Stored entries:
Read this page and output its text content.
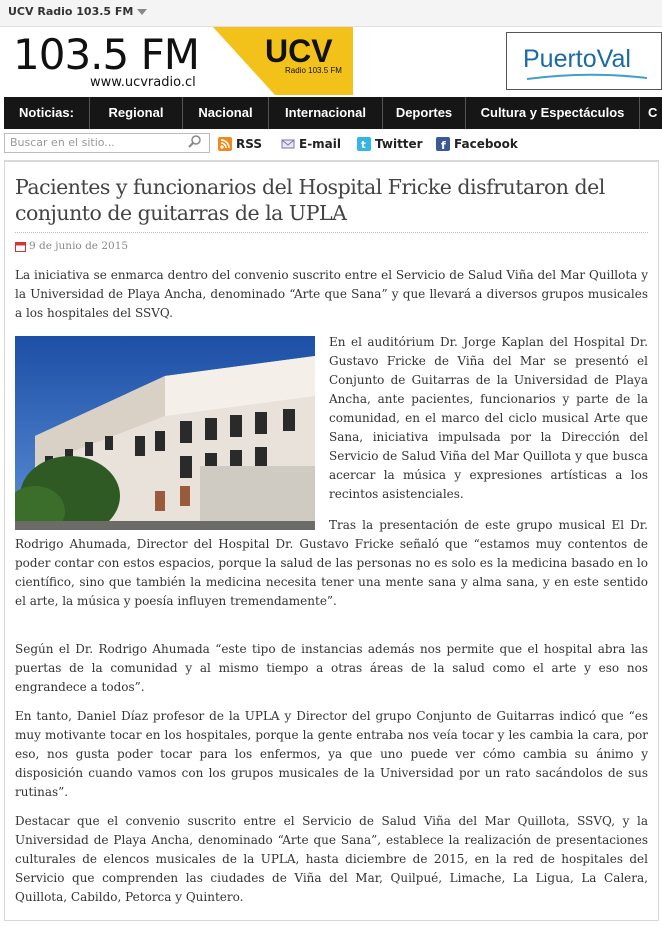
UCV Radio 103.5 FM
103.5 FM
www.ucvradio.cl
UCV
Radio 103.5 FM	PuertoVal
Noticias:	Regional	Nacional	Internacional	Deportes	Cultura y Espectáculos	C
Buscar en el sitio...	RSS	E-mail t Twitter f Facebook
Pacientes y funcionarios del Hospital Fricke disfrutaron del conjunto de guitarras de la UPLA
9 de junio de 2015

La iniciativa se enmarca dentro del convenio suscrito entre el Servicio de Salud Viña del Mar Quillota y la Universidad de Playa Ancha, denominado “Arte que Sana” y que llevará a diversos grupos musicales a los hospitales del SSVQ.

En el auditórium Dr. Jorge Kaplan del Hospital Dr. Gustavo Fricke de Viña del Mar se presentó el Conjunto de Guitarras de la Universidad de Playa Ancha, ante pacientes, funcionarios y parte de la comunidad, en el marco del ciclo musical Arte que Sana, iniciativa impulsada por la Dirección del Servicio de Salud Viña del Mar Quillota y que busca acercar la música y expresiones artísticas a los recintos asistenciales.

Tras la presentación de este grupo musical El Dr. Rodrigo Ahumada, Director del Hospital Dr. Gustavo Fricke señaló que “estamos muy contentos de poder contar con estos espacios, porque la salud de las personas no es solo es la medicina basado en lo científico, sino que también la medicina necesita tener una mente sana y alma sana, y en este sentido el arte, la música y poesía influyen tremendamente”.

Según el Dr. Rodrigo Ahumada “este tipo de instancias además nos permite que el hospital abra las puertas de la comunidad y al mismo tiempo a otras áreas de la salud como el arte y eso nos engrandece a todos”.

En tanto, Daniel Díaz profesor de la UPLA y Director del grupo Conjunto de Guitarras indicó que “es muy motivante tocar en los hospitales, porque la gente entraba nos veía tocar y les cambia la cara, por eso, nos gusta poder tocar para los enfermos, ya que uno puede ver cómo cambia su ánimo y disposición cuando vamos con los grupos musicales de la Universidad por un rato sacándolos de sus rutinas”.

Destacar que el convenio suscrito entre el Servicio de Salud Viña del Mar Quillota, SSVQ, y la Universidad de Playa Ancha, denominado “Arte que Sana”, establece la realización de presentaciones culturales de elencos musicales de la UPLA, hasta diciembre de 2015, en la red de hospitales del Servicio que comprenden las ciudades de Viña del Mar, Quilpué, Limache, La Ligua, La Calera, Quillota, Cabildo, Petorca y Quintero.
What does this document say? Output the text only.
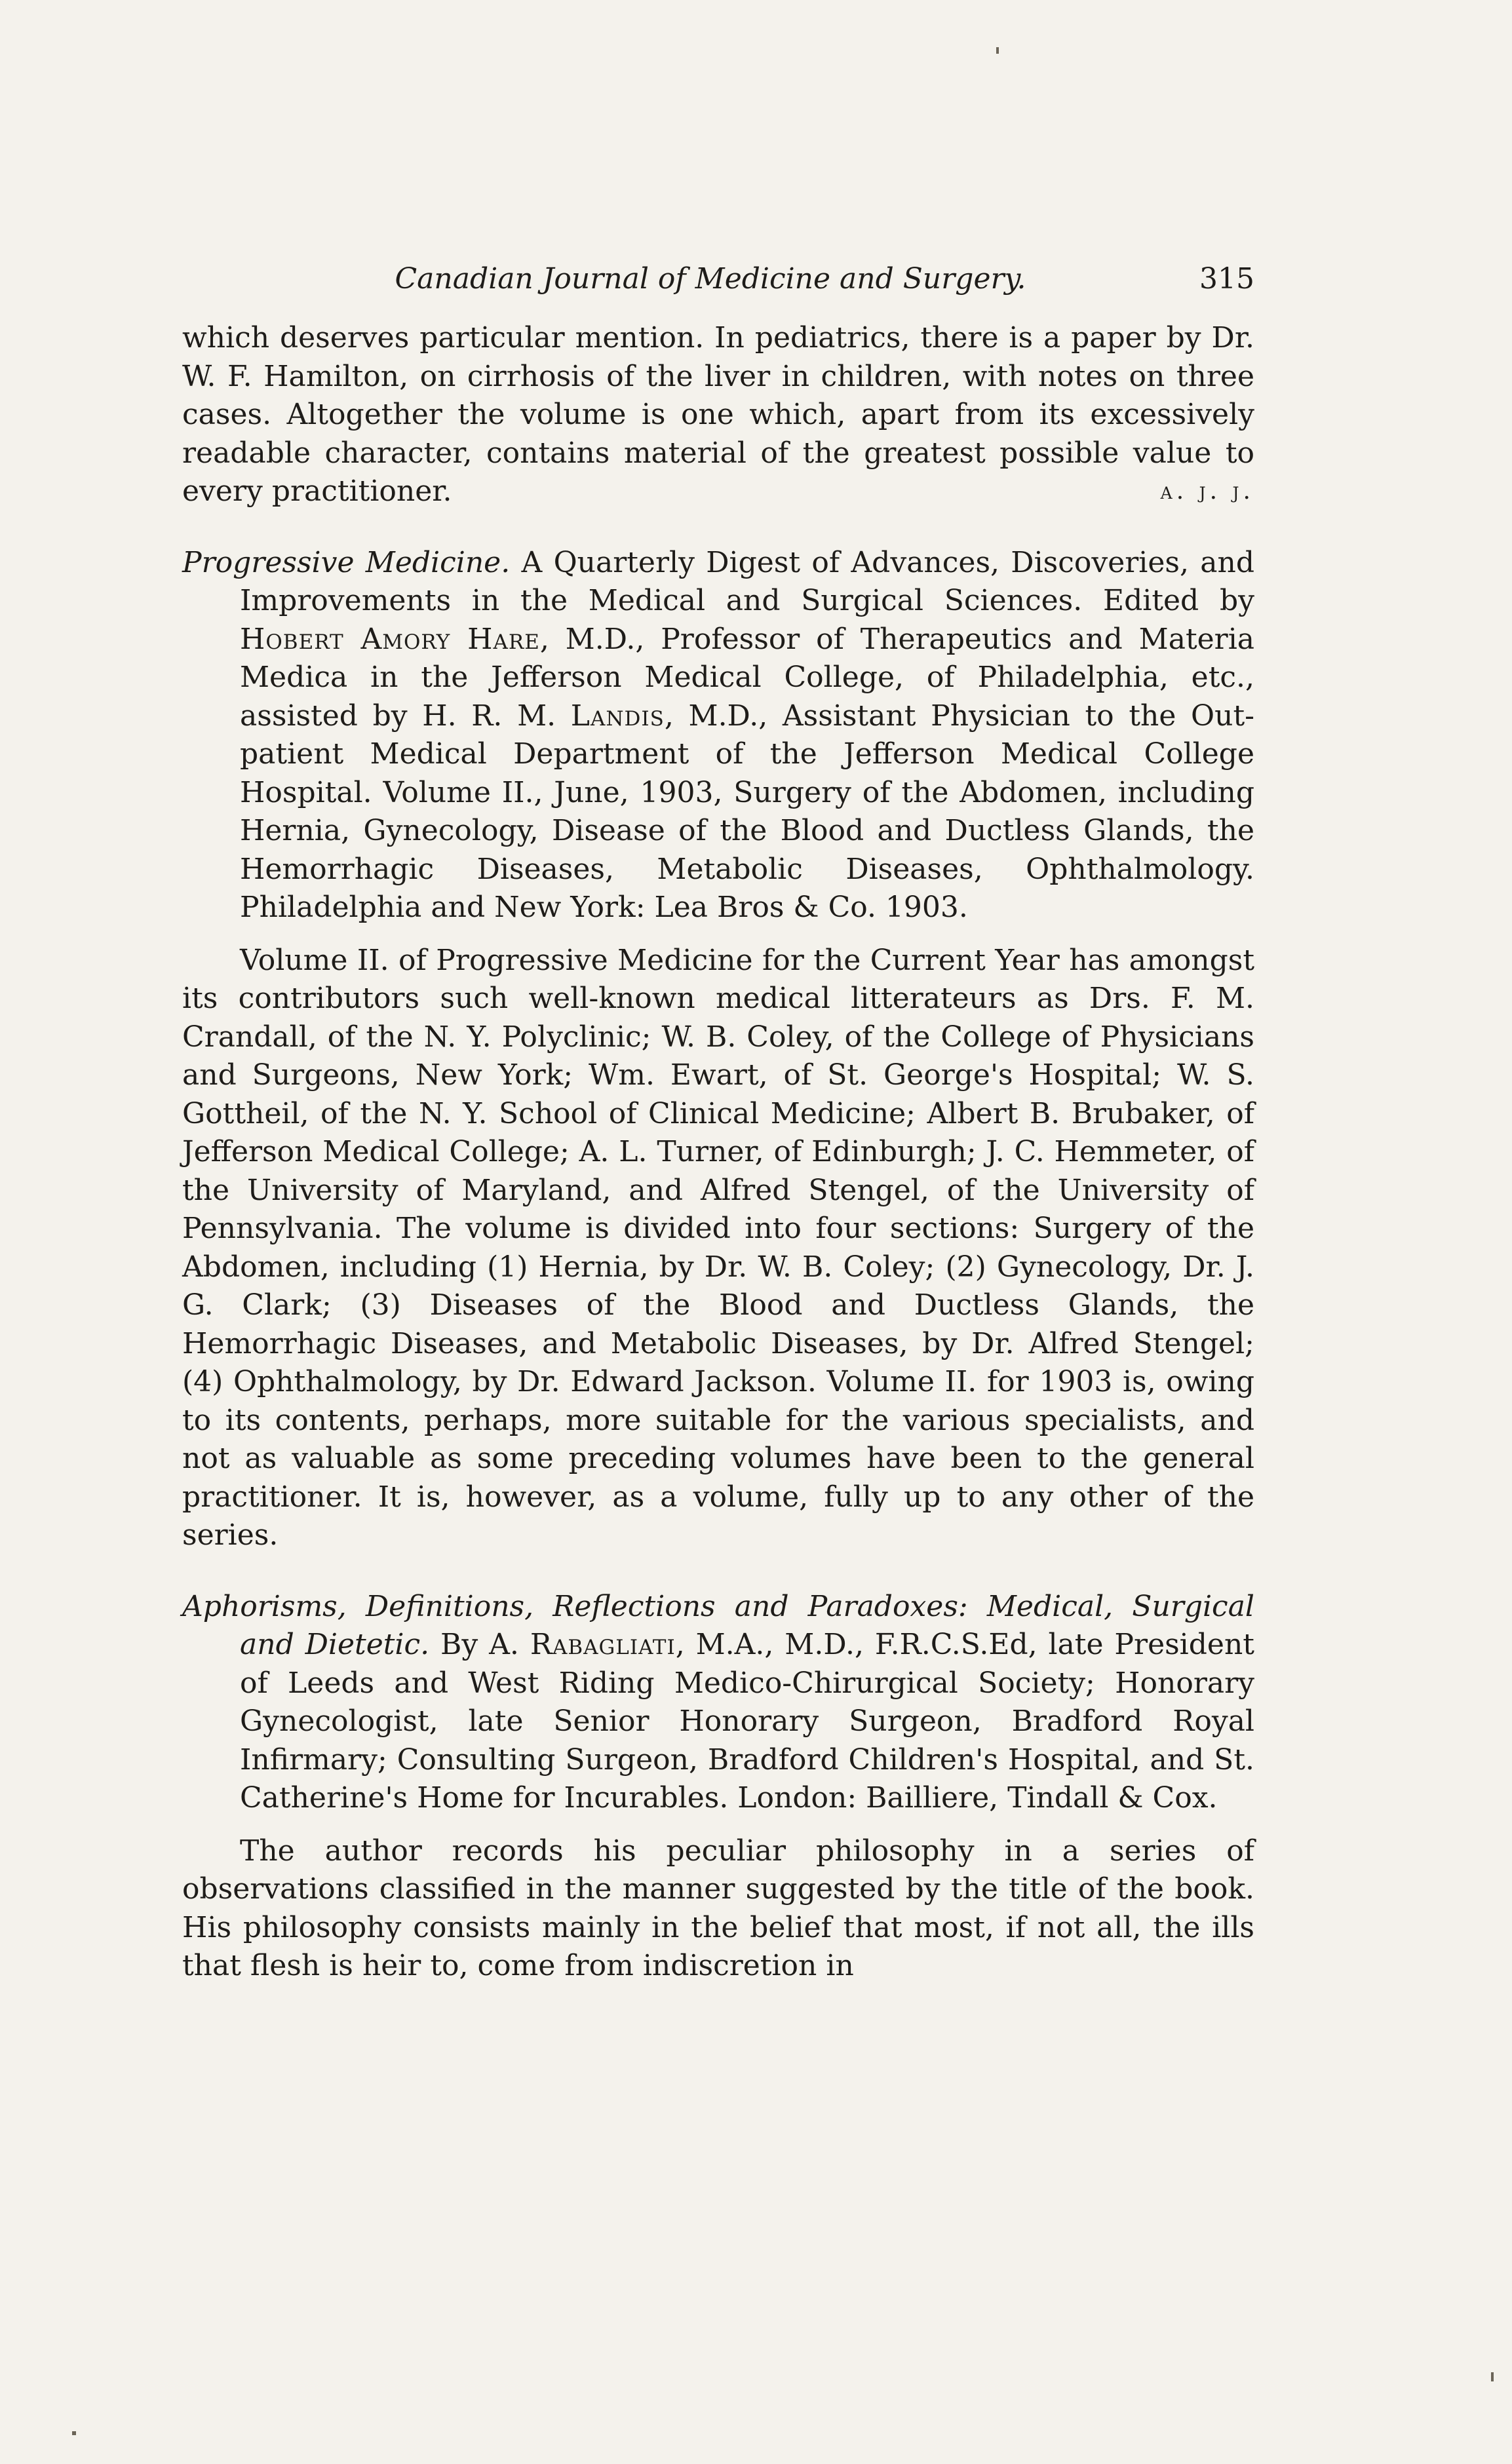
Canadian Journal of Medicine and Surgery.	315

which deserves particular mention. In pediatrics, there is a paper by Dr. W. F. Hamilton, on cirrhosis of the liver in children, with notes on three cases. Altogether the volume is one which, apart from its excessively readable character, contains material of the greatest possible value to every practitioner.	a. j. j.

Progressive Medicine. A Quarterly Digest of Advances, Discoveries, and Improvements in the Medical and Surgical Sciences. Edited by Hobert Amory Hare, M.D., Professor of Therapeutics and Materia Medica in the Jefferson Medical College, of Philadelphia, etc., assisted by H. R. M. Landis, M.D., Assistant Physician to the Out-patient Medical Department of the Jefferson Medical College Hospital. Volume II., June, 1903, Surgery of the Abdomen, including Hernia, Gynecology, Disease of the Blood and Ductless Glands, the Hemorrhagic Diseases, Metabolic Diseases, Ophthalmology. Philadelphia and New York: Lea Bros & Co. 1903.

Volume II. of Progressive Medicine for the Current Year has amongst its contributors such well-known medical litterateurs as Drs. F. M. Crandall, of the N. Y. Polyclinic; W. B. Coley, of the College of Physicians and Surgeons, New York; Wm. Ewart, of St. George's Hospital; W. S. Gottheil, of the N. Y. School of Clinical Medicine; Albert B. Brubaker, of Jefferson Medical College; A. L. Turner, of Edinburgh; J. C. Hemmeter, of the University of Maryland, and Alfred Stengel, of the University of Pennsylvania. The volume is divided into four sections: Surgery of the Abdomen, including (1) Hernia, by Dr. W. B. Coley; (2) Gynecology, Dr. J. G. Clark; (3) Diseases of the Blood and Ductless Glands, the Hemorrhagic Diseases, and Metabolic Diseases, by Dr. Alfred Stengel; (4) Ophthalmology, by Dr. Edward Jackson. Volume II. for 1903 is, owing to its contents, perhaps, more suitable for the various specialists, and not as valuable as some preceding volumes have been to the general practitioner. It is, however, as a volume, fully up to any other of the series.

Aphorisms, Definitions, Reflections and Paradoxes: Medical, Surgical and Dietetic. By A. Rabagliati, M.A., M.D., F.R.C.S.Ed, late President of Leeds and West Riding Medico-Chirurgical Society; Honorary Gynecologist, late Senior Honorary Surgeon, Bradford Royal Infirmary; Consulting Surgeon, Bradford Children's Hospital, and St. Catherine's Home for Incurables. London: Bailliere, Tindall & Cox.

The author records his peculiar philosophy in a series of observations classified in the manner suggested by the title of the book. His philosophy consists mainly in the belief that most, if not all, the ills that flesh is heir to, come from indiscretion in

Exercise instructions: Lines containing the string "this" are to be selected and copied.

Result of the task:
Read this page and output its text content.
What does this document say? Output the text only.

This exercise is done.